EXERCISE OBJECTIVE -
Transcribe all the records exactly and omit any images they hold.

SUPPLIED DATA -
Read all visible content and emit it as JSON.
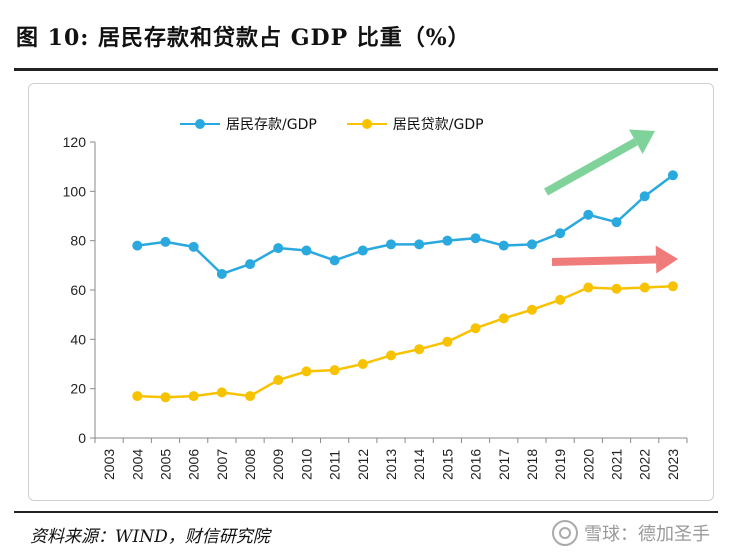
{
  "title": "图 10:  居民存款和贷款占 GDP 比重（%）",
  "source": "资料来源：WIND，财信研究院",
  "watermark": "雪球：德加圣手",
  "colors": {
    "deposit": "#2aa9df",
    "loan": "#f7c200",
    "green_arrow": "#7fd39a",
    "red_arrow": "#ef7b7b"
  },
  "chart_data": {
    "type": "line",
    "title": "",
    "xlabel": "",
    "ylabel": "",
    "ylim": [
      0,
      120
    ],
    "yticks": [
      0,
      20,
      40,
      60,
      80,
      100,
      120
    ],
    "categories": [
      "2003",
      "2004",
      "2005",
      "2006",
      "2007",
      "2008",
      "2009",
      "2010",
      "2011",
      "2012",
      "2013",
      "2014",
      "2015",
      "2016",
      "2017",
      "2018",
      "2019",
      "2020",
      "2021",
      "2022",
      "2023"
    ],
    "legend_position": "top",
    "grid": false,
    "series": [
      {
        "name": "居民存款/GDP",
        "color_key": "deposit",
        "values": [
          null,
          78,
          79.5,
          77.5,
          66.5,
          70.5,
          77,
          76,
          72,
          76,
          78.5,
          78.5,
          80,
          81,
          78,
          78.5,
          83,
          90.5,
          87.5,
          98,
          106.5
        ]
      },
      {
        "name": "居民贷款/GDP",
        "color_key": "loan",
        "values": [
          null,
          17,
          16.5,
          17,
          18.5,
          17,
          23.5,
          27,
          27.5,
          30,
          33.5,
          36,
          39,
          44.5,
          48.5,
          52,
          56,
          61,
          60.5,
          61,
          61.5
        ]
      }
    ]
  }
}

FINISHED TASK -
Read all visible content and emit it as JSON.
{
  "title": "图 10:  居民存款和贷款占 GDP 比重（%）",
  "source": "资料来源：WIND，财信研究院",
  "watermark": "雪球：德加圣手",
  "colors": {
    "deposit": "#2aa9df",
    "loan": "#f7c200",
    "green_arrow": "#7fd39a",
    "red_arrow": "#ef7b7b"
  },
  "chart_data": {
    "type": "line",
    "title": "",
    "xlabel": "",
    "ylabel": "",
    "ylim": [
      0,
      120
    ],
    "yticks": [
      0,
      20,
      40,
      60,
      80,
      100,
      120
    ],
    "categories": [
      "2003",
      "2004",
      "2005",
      "2006",
      "2007",
      "2008",
      "2009",
      "2010",
      "2011",
      "2012",
      "2013",
      "2014",
      "2015",
      "2016",
      "2017",
      "2018",
      "2019",
      "2020",
      "2021",
      "2022",
      "2023"
    ],
    "legend_position": "top",
    "grid": false,
    "series": [
      {
        "name": "居民存款/GDP",
        "color_key": "deposit",
        "values": [
          null,
          78,
          79.5,
          77.5,
          66.5,
          70.5,
          77,
          76,
          72,
          76,
          78.5,
          78.5,
          80,
          81,
          78,
          78.5,
          83,
          90.5,
          87.5,
          98,
          106.5
        ]
      },
      {
        "name": "居民贷款/GDP",
        "color_key": "loan",
        "values": [
          null,
          17,
          16.5,
          17,
          18.5,
          17,
          23.5,
          27,
          27.5,
          30,
          33.5,
          36,
          39,
          44.5,
          48.5,
          52,
          56,
          61,
          60.5,
          61,
          61.5
        ]
      }
    ]
  }
}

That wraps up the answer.